Task statement = All of the records listed below should be retyped exactly.

====================

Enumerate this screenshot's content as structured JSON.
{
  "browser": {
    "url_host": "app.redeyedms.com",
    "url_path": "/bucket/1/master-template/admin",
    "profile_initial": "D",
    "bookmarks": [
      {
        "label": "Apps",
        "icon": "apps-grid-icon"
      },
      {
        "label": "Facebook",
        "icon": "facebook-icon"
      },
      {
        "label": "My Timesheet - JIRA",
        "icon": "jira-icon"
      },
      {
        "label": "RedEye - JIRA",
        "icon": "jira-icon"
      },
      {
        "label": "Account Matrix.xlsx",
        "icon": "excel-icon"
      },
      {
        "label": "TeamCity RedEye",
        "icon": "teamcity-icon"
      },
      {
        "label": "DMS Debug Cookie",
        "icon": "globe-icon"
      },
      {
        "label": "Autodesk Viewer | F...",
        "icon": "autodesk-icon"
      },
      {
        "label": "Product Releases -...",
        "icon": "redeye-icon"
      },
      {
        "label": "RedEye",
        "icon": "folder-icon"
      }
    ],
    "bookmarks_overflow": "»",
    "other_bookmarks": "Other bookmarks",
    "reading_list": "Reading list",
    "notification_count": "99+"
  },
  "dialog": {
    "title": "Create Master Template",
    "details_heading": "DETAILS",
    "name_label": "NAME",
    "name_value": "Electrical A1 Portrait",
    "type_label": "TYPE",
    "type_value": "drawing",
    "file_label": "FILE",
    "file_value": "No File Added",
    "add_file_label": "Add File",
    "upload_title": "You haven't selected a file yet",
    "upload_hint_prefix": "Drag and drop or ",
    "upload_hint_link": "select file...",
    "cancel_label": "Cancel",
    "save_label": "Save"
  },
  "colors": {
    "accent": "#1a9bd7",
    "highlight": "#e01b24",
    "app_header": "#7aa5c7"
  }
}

====================

Finished task =
Enumerate this screenshot's content as structured JSON.
{
  "browser": {
    "url_host": "app.redeyedms.com",
    "url_path": "/bucket/1/master-template/admin",
    "profile_initial": "D",
    "bookmarks": [
      {
        "label": "Apps",
        "icon": "apps-grid-icon"
      },
      {
        "label": "Facebook",
        "icon": "facebook-icon"
      },
      {
        "label": "My Timesheet - JIRA",
        "icon": "jira-icon"
      },
      {
        "label": "RedEye - JIRA",
        "icon": "jira-icon"
      },
      {
        "label": "Account Matrix.xlsx",
        "icon": "excel-icon"
      },
      {
        "label": "TeamCity RedEye",
        "icon": "teamcity-icon"
      },
      {
        "label": "DMS Debug Cookie",
        "icon": "globe-icon"
      },
      {
        "label": "Autodesk Viewer | F...",
        "icon": "autodesk-icon"
      },
      {
        "label": "Product Releases -...",
        "icon": "redeye-icon"
      },
      {
        "label": "RedEye",
        "icon": "folder-icon"
      }
    ],
    "bookmarks_overflow": "»",
    "other_bookmarks": "Other bookmarks",
    "reading_list": "Reading list",
    "notification_count": "99+"
  },
  "dialog": {
    "title": "Create Master Template",
    "details_heading": "DETAILS",
    "name_label": "NAME",
    "name_value": "Electrical A1 Portrait",
    "type_label": "TYPE",
    "type_value": "drawing",
    "file_label": "FILE",
    "file_value": "No File Added",
    "add_file_label": "Add File",
    "upload_title": "You haven't selected a file yet",
    "upload_hint_prefix": "Drag and drop or ",
    "upload_hint_link": "select file...",
    "cancel_label": "Cancel",
    "save_label": "Save"
  },
  "colors": {
    "accent": "#1a9bd7",
    "highlight": "#e01b24",
    "app_header": "#7aa5c7"
  }
}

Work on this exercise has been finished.